(Task to complete) Each record below is to be reproduced without any change.

(Given data)
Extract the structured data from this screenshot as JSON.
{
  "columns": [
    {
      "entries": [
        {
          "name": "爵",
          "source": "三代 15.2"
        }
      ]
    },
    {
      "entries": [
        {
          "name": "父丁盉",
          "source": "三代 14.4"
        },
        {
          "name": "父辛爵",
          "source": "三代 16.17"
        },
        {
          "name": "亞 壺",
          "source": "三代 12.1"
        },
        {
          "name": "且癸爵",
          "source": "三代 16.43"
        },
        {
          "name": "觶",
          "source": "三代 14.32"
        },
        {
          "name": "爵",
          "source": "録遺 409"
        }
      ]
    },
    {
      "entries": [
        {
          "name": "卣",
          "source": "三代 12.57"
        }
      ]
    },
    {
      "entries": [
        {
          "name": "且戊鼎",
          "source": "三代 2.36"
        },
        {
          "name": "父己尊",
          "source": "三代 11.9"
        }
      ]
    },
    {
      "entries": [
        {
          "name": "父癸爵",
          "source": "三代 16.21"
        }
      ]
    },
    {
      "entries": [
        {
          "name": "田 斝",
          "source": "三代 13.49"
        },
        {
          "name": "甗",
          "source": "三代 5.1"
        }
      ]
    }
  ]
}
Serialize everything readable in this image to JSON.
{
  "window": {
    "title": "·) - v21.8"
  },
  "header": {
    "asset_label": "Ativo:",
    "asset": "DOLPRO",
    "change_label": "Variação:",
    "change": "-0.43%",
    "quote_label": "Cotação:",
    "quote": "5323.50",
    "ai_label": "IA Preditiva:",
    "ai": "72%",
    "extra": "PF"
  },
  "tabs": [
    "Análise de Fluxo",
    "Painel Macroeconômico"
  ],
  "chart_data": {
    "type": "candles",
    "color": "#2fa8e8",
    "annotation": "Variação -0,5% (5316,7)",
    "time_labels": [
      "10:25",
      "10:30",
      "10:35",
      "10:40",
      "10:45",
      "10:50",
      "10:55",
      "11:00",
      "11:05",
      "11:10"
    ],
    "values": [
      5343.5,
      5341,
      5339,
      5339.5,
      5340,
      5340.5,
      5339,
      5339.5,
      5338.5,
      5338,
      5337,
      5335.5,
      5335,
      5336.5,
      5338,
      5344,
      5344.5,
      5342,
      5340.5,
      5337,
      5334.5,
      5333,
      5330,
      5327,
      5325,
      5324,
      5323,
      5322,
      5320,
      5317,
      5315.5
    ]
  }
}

(Written response)
Extract the structured data from this screenshot as JSON.
{
  "columns": [
    {
      "entries": [
        {
          "name": "爵",
          "source": "三代 15.2"
        }
      ]
    },
    {
      "entries": [
        {
          "name": "父丁盉",
          "source": "三代 14.4"
        },
        {
          "name": "父辛爵",
          "source": "三代 16.17"
        },
        {
          "name": "亞 壺",
          "source": "三代 12.1"
        },
        {
          "name": "且癸爵",
          "source": "三代 16.43"
        },
        {
          "name": "觶",
          "source": "三代 14.32"
        },
        {
          "name": "爵",
          "source": "録遺 409"
        }
      ]
    },
    {
      "entries": [
        {
          "name": "卣",
          "source": "三代 12.57"
        }
      ]
    },
    {
      "entries": [
        {
          "name": "且戊鼎",
          "source": "三代 2.36"
        },
        {
          "name": "父己尊",
          "source": "三代 11.9"
        }
      ]
    },
    {
      "entries": [
        {
          "name": "父癸爵",
          "source": "三代 16.21"
        }
      ]
    },
    {
      "entries": [
        {
          "name": "田 斝",
          "source": "三代 13.49"
        },
        {
          "name": "甗",
          "source": "三代 5.1"
        }
      ]
    }
  ]
}
Serialize everything readable in this image to JSON.
{
  "window": {
    "title": "·) - v21.8"
  },
  "header": {
    "asset_label": "Ativo:",
    "asset": "DOLPRO",
    "change_label": "Variação:",
    "change": "-0.43%",
    "quote_label": "Cotação:",
    "quote": "5323.50",
    "ai_label": "IA Preditiva:",
    "ai": "72%",
    "extra": "PF"
  },
  "tabs": [
    "Análise de Fluxo",
    "Painel Macroeconômico"
  ],
  "chart_data": {
    "type": "candles",
    "color": "#2fa8e8",
    "annotation": "Variação -0,5% (5316,7)",
    "time_labels": [
      "10:25",
      "10:30",
      "10:35",
      "10:40",
      "10:45",
      "10:50",
      "10:55",
      "11:00",
      "11:05",
      "11:10"
    ],
    "values": [
      5343.5,
      5341,
      5339,
      5339.5,
      5340,
      5340.5,
      5339,
      5339.5,
      5338.5,
      5338,
      5337,
      5335.5,
      5335,
      5336.5,
      5338,
      5344,
      5344.5,
      5342,
      5340.5,
      5337,
      5334.5,
      5333,
      5330,
      5327,
      5325,
      5324,
      5323,
      5322,
      5320,
      5317,
      5315.5
    ]
  }
}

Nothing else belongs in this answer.